What you are asked to do: Every line that contains the word "values" should be copied.

Records provided:
::::

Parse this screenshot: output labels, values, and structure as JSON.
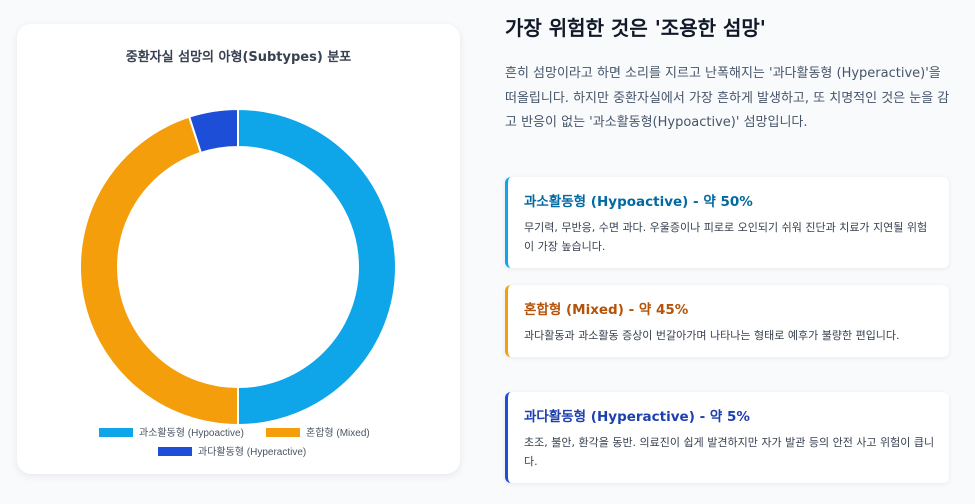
{
  "chart_data": {
    "type": "doughnut",
    "title": "중환자실 섬망의 아형(Subtypes) 분포",
    "categories": [
      "과소활동형 (Hypoactive)",
      "혼합형 (Mixed)",
      "과다활동형 (Hyperactive)"
    ],
    "values": [
      50,
      45,
      5
    ],
    "colors": [
      "#0ea5e9",
      "#f59e0b",
      "#1d4ed8"
    ],
    "legend_position": "bottom"
  },
  "heading": "가장 위험한 것은 '조용한 섬망'",
  "intro": "흔히 섬망이라고 하면 소리를 지르고 난폭해지는 '과다활동형 (Hyperactive)'을 떠올립니다. 하지만 중환자실에서 가장 흔하게 발생하고, 또 치명적인 것은 눈을 감고 반응이 없는 '과소활동형(Hypoactive)' 섬망입니다.",
  "cards": [
    {
      "title": "과소활동형 (Hypoactive) - 약 50%",
      "desc": "무기력, 무반응, 수면 과다. 우울증이나 피로로 오인되기 쉬워 진단과 치료가 지연될 위험이 가장 높습니다.",
      "color": "#0369a1",
      "border": "#0ea5e9"
    },
    {
      "title": "혼합형 (Mixed) - 약 45%",
      "desc": "과다활동과 과소활동 증상이 번갈아가며 나타나는 형태로 예후가 불량한 편입니다.",
      "color": "#b45309",
      "border": "#f59e0b"
    },
    {
      "title": "과다활동형 (Hyperactive) - 약 5%",
      "desc": "초조, 불안, 환각을 동반. 의료진이 쉽게 발견하지만 자가 발관 등의 안전 사고 위험이 큽니다.",
      "color": "#1e40af",
      "border": "#1d4ed8"
    }
  ]
}
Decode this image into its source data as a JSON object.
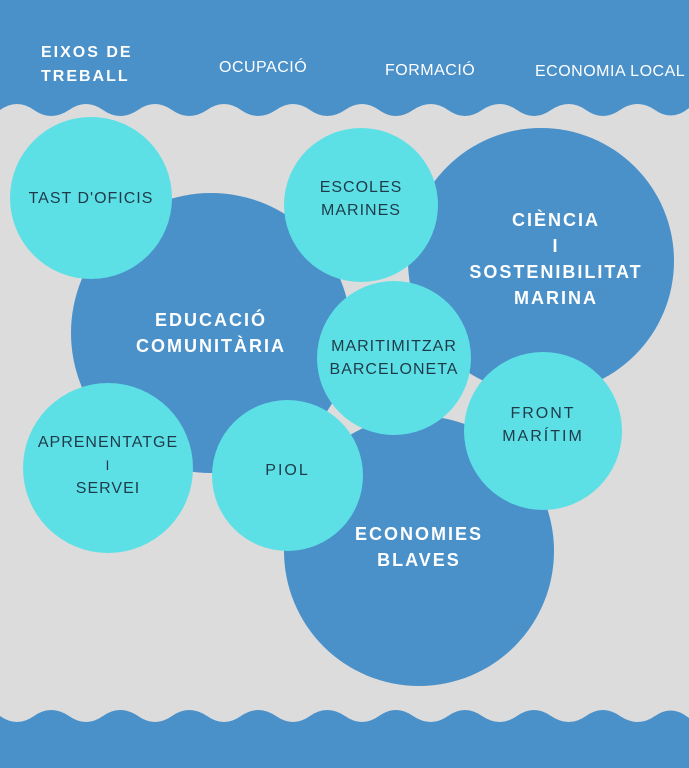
{
  "colors": {
    "background": "#dcdcdc",
    "wave": "#4a90c9",
    "big_circle": "#4a90c9",
    "small_circle": "#5ce0e6",
    "big_text": "#ffffff",
    "small_text": "#1f3b4a"
  },
  "header": {
    "title_line1": "EIXOS DE",
    "title_line2": "TREBALL",
    "axis1": "OCUPACIÓ",
    "axis2": "FORMACIÓ",
    "axis3": "ECONOMIA LOCAL"
  },
  "circles": {
    "educacio": {
      "line1": "EDUCACIÓ",
      "line2": "COMUNITÀRIA"
    },
    "ciencia": {
      "line1": "CIÈNCIA",
      "line2": "I",
      "line3": "SOSTENIBILITAT",
      "line4": "MARINA"
    },
    "economies": {
      "line1": "ECONOMIES",
      "line2": "BLAVES"
    },
    "tast": {
      "line1": "TAST D'OFICIS"
    },
    "escoles": {
      "line1": "ESCOLES",
      "line2": "MARINES"
    },
    "maritimitzar": {
      "line1": "MARITIMITZAR",
      "line2": "BARCELONETA"
    },
    "front": {
      "line1": "FRONT",
      "line2": "MARÍTIM"
    },
    "aprenentatge": {
      "line1": "APRENENTATGE",
      "line2": "I",
      "line3": "SERVEI"
    },
    "piol": {
      "line1": "PIOL"
    }
  }
}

::::

In response:
Parse this screenshot: output labels, values, and structure as JSON.
    "values": [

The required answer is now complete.